Objective: For the listing below, give the number of lines in which "name" occurs. Add nothing.

Source records:
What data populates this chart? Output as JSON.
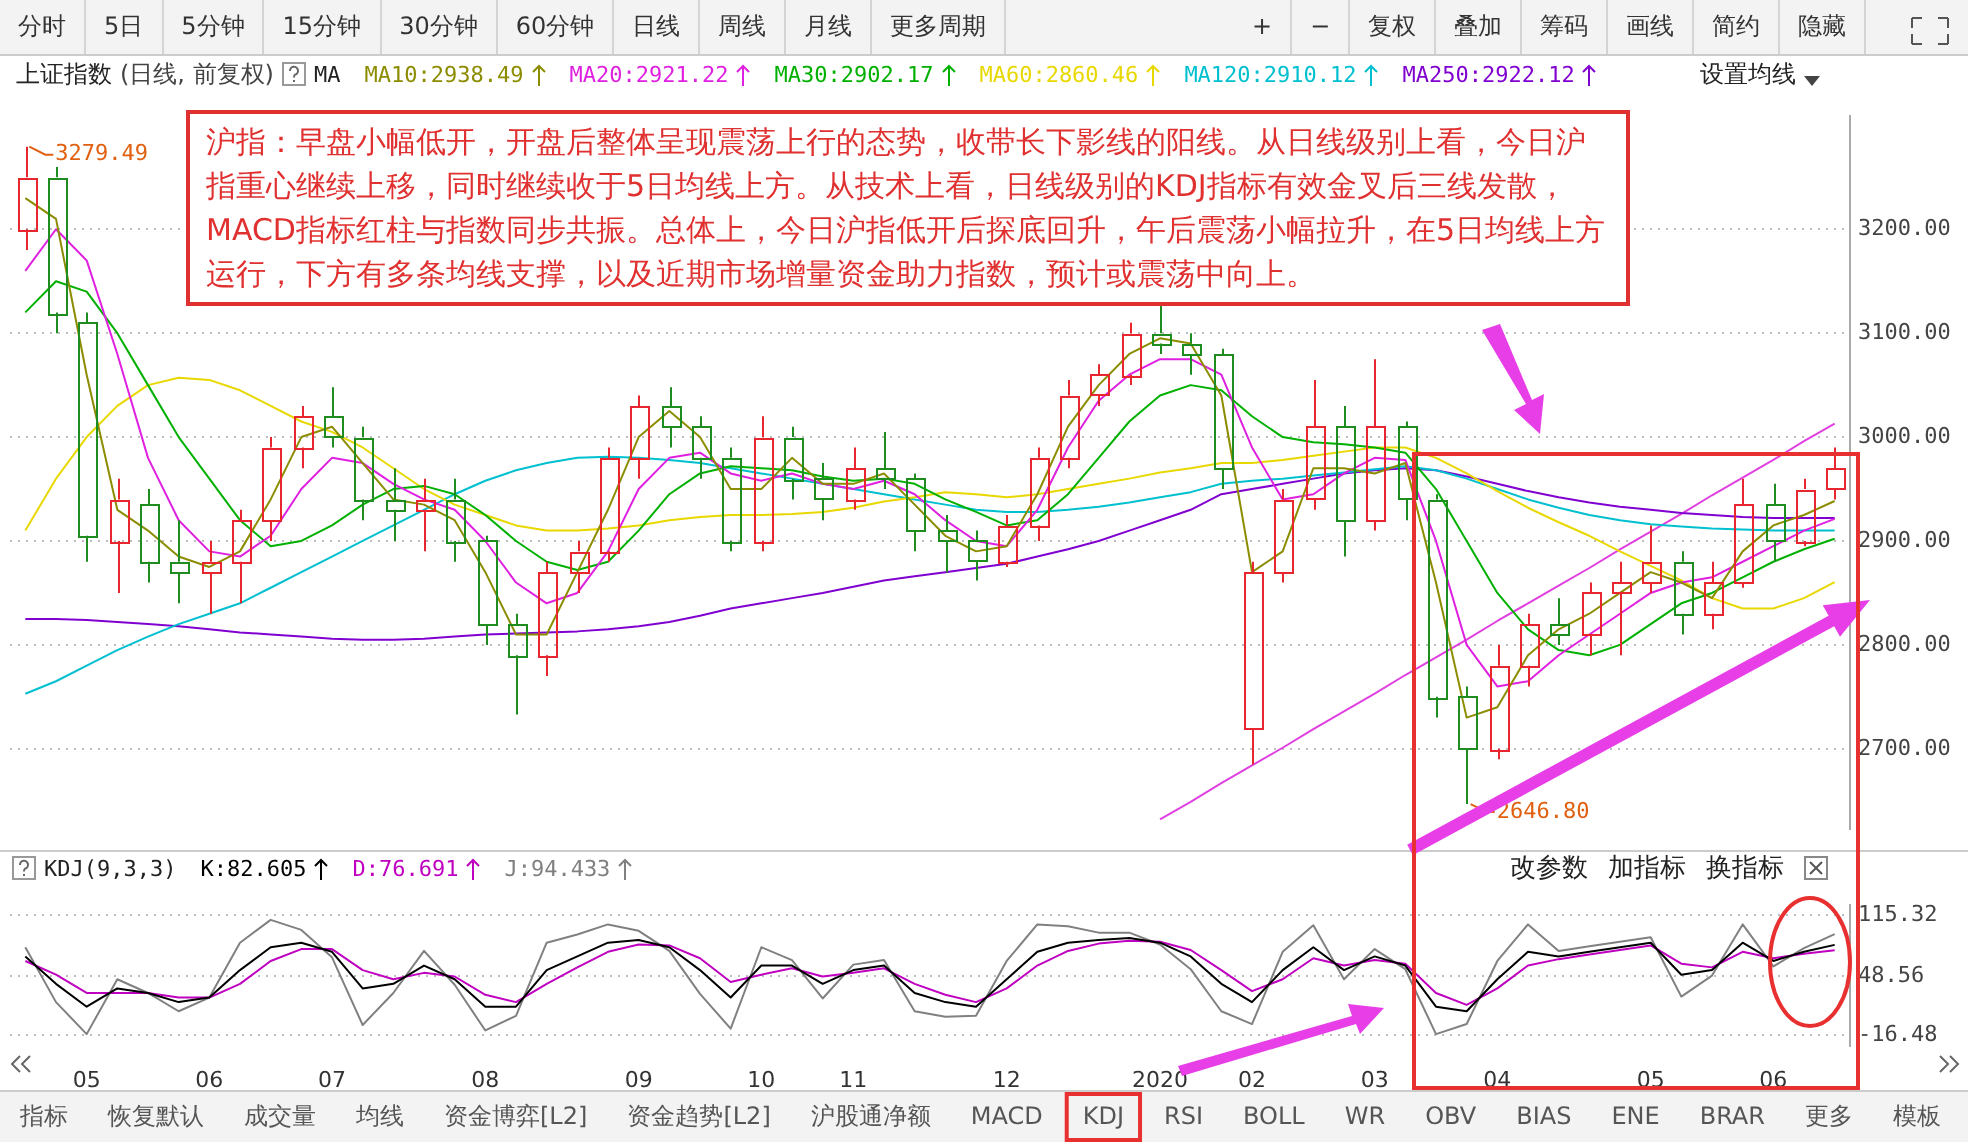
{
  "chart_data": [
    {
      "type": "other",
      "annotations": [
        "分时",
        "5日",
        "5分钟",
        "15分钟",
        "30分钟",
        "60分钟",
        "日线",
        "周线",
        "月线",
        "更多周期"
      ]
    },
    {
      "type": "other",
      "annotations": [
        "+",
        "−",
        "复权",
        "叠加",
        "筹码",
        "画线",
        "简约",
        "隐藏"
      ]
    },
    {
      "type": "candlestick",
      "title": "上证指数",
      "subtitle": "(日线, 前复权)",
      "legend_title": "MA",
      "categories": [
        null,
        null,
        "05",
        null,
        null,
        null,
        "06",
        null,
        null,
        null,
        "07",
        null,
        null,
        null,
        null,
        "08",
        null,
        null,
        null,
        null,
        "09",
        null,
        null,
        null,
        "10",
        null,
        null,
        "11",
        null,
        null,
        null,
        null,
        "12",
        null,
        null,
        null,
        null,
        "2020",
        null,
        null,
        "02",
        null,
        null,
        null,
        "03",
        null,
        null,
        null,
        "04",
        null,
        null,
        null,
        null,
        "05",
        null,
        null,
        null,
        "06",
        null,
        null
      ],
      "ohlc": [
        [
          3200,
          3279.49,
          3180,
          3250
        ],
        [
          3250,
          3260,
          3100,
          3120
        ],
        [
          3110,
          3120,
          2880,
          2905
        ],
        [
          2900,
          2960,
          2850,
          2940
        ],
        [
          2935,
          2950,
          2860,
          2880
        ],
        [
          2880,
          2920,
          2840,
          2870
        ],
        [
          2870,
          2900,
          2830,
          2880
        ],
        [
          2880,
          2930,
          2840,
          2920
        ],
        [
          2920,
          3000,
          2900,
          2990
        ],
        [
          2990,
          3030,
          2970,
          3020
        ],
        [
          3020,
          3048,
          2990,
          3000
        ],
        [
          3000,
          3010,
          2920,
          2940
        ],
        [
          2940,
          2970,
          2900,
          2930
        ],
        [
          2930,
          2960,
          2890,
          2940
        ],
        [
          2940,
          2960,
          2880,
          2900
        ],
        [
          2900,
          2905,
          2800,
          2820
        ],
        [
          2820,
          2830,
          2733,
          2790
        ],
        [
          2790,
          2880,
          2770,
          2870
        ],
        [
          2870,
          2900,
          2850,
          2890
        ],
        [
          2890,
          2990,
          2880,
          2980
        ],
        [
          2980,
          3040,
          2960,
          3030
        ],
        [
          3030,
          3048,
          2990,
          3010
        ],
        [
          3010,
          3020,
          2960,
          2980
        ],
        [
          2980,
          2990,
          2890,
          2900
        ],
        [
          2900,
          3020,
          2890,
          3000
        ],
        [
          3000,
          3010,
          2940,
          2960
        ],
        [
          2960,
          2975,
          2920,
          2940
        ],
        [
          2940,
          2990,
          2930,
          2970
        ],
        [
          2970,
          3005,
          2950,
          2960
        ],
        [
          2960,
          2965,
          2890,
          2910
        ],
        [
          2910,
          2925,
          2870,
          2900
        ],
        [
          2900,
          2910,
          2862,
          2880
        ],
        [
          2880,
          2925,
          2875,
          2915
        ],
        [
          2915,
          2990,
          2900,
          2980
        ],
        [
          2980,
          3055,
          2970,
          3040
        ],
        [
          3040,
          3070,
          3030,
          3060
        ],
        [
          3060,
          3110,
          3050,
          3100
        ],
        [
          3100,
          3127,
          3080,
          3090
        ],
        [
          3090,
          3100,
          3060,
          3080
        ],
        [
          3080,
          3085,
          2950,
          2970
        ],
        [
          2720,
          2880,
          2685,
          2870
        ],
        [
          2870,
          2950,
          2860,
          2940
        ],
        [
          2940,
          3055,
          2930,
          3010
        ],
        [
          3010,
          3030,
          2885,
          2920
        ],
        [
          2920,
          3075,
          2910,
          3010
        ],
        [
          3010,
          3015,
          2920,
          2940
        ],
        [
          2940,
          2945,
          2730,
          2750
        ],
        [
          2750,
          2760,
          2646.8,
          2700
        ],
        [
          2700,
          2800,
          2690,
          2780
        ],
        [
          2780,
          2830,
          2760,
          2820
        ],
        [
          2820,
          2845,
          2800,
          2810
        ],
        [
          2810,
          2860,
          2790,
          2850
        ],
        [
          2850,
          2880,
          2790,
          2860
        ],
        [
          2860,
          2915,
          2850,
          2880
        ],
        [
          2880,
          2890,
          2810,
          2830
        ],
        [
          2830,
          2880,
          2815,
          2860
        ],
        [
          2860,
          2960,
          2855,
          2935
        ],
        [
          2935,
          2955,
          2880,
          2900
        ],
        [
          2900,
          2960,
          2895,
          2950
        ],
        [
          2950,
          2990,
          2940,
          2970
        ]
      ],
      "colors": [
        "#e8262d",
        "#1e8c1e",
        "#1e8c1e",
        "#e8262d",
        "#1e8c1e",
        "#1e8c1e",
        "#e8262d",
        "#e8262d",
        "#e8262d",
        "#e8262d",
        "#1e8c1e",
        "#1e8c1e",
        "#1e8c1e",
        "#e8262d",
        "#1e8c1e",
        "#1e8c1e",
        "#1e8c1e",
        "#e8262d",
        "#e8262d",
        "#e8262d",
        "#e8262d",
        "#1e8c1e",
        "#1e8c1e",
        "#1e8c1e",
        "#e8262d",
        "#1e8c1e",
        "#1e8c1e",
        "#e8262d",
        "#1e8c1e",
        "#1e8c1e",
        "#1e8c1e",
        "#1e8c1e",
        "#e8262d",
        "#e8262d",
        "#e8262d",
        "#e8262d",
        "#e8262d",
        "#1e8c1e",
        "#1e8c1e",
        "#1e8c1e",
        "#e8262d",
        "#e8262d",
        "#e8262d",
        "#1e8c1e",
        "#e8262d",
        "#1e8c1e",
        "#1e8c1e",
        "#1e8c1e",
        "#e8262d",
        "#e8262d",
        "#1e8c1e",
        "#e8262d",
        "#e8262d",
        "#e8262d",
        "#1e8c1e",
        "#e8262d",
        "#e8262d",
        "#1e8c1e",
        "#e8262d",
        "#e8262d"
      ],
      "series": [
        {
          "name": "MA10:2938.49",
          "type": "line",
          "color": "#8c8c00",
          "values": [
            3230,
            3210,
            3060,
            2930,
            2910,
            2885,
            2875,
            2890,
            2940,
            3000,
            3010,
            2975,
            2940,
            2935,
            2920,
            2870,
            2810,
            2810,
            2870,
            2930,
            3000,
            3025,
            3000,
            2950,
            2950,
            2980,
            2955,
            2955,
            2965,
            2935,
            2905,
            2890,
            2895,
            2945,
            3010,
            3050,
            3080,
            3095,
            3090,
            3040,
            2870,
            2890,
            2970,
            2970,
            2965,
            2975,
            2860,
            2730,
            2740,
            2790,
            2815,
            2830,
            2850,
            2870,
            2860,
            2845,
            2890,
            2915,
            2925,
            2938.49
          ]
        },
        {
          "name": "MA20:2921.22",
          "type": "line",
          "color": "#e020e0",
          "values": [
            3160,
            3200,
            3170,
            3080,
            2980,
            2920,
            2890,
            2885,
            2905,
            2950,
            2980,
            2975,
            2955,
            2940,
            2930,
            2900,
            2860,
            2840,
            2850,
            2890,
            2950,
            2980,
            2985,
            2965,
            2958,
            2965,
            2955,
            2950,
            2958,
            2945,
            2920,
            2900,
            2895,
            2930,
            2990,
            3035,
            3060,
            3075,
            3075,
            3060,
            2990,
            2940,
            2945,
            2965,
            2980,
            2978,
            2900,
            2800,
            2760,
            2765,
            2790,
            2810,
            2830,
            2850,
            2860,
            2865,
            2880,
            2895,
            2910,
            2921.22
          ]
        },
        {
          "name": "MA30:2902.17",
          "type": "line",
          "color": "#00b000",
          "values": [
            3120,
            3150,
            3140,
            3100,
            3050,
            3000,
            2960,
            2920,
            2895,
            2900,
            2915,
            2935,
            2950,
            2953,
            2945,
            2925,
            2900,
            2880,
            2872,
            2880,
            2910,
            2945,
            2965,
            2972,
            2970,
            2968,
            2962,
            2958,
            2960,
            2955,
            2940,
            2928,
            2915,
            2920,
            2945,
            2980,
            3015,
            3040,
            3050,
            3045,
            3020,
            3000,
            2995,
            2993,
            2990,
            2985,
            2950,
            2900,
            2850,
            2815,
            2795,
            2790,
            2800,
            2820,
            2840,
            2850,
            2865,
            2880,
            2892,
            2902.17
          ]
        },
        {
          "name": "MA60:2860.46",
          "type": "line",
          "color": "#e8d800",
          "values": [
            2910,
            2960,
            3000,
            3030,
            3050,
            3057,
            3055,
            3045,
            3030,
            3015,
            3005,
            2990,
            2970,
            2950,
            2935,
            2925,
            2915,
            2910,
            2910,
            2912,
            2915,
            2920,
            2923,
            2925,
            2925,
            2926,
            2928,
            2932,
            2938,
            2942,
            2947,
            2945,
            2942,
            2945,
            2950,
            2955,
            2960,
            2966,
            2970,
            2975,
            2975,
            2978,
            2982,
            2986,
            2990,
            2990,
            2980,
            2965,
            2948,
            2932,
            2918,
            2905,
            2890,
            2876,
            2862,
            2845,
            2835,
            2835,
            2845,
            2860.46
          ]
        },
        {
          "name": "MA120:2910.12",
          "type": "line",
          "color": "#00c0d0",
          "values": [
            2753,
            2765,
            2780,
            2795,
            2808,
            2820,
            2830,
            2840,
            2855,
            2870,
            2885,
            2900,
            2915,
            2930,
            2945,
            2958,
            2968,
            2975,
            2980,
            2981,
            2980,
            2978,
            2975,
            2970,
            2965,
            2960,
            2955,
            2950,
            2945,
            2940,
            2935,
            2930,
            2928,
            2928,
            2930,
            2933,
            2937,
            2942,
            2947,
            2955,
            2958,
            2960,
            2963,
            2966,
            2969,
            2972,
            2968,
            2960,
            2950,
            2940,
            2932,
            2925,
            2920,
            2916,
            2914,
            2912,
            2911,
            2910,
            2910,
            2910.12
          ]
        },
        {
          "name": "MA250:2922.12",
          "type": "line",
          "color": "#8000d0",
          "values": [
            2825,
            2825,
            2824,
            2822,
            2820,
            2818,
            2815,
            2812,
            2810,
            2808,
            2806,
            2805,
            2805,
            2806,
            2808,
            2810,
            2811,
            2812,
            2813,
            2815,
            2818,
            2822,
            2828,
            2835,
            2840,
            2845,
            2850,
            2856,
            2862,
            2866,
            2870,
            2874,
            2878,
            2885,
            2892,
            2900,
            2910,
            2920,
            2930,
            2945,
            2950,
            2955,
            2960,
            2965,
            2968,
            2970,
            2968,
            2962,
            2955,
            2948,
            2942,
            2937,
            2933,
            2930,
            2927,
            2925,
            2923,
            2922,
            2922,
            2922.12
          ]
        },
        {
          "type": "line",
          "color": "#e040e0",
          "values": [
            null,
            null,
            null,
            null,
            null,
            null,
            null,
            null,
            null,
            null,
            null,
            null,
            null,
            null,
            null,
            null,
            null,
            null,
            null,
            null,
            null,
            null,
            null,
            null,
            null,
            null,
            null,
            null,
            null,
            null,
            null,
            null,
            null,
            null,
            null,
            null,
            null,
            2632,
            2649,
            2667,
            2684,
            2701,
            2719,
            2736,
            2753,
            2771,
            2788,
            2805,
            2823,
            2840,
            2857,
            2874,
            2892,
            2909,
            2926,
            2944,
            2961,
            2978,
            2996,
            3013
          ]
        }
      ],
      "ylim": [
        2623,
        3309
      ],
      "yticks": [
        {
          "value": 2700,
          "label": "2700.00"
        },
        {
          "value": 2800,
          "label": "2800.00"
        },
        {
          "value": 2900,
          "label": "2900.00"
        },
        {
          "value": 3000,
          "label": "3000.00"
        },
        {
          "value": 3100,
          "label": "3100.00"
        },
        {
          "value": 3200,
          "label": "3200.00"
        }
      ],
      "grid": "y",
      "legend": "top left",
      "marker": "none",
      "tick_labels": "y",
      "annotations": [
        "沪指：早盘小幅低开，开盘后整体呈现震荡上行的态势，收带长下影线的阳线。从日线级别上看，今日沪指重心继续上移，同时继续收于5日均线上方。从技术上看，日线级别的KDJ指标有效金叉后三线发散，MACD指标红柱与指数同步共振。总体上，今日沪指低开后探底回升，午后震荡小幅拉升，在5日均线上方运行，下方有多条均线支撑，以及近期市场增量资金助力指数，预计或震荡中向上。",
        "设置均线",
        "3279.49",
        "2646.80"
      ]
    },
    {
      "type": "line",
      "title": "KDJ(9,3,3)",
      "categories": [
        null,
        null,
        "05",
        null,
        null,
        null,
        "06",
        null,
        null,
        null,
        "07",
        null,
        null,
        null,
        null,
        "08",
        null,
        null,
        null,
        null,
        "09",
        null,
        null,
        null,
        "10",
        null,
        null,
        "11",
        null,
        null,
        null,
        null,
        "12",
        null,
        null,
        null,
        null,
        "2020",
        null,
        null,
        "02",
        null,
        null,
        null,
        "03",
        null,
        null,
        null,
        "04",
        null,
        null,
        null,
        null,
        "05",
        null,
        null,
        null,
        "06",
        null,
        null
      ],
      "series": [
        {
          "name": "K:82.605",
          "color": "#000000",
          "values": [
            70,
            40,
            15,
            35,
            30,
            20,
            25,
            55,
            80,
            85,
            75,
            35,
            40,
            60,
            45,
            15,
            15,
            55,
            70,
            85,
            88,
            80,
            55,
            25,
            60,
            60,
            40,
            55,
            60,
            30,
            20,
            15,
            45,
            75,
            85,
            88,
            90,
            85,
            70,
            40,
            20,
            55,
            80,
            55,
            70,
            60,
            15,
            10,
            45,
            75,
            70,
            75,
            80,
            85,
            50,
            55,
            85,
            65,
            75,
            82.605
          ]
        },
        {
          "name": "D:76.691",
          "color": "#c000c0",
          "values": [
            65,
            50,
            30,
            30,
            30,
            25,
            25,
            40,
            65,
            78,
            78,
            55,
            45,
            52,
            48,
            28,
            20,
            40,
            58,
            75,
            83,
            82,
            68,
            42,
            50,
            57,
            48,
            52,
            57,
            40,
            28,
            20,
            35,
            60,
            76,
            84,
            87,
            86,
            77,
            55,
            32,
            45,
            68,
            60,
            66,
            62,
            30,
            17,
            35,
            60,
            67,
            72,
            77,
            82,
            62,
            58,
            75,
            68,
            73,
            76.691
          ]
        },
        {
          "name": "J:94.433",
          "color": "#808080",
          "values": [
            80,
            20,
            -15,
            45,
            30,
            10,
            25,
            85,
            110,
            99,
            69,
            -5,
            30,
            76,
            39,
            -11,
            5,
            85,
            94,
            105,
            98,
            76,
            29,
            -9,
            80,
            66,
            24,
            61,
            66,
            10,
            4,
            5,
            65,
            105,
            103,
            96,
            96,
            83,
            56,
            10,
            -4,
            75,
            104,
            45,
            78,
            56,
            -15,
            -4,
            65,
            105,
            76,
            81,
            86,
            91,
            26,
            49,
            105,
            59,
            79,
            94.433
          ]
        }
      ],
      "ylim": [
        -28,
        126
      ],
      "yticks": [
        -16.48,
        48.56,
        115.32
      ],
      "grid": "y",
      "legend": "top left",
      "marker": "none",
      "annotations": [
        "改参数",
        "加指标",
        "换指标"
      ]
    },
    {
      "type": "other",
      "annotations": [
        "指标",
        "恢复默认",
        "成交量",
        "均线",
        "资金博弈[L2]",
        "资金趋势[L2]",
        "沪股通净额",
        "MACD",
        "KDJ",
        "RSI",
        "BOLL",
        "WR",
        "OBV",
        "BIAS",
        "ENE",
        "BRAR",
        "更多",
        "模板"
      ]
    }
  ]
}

Task result: 9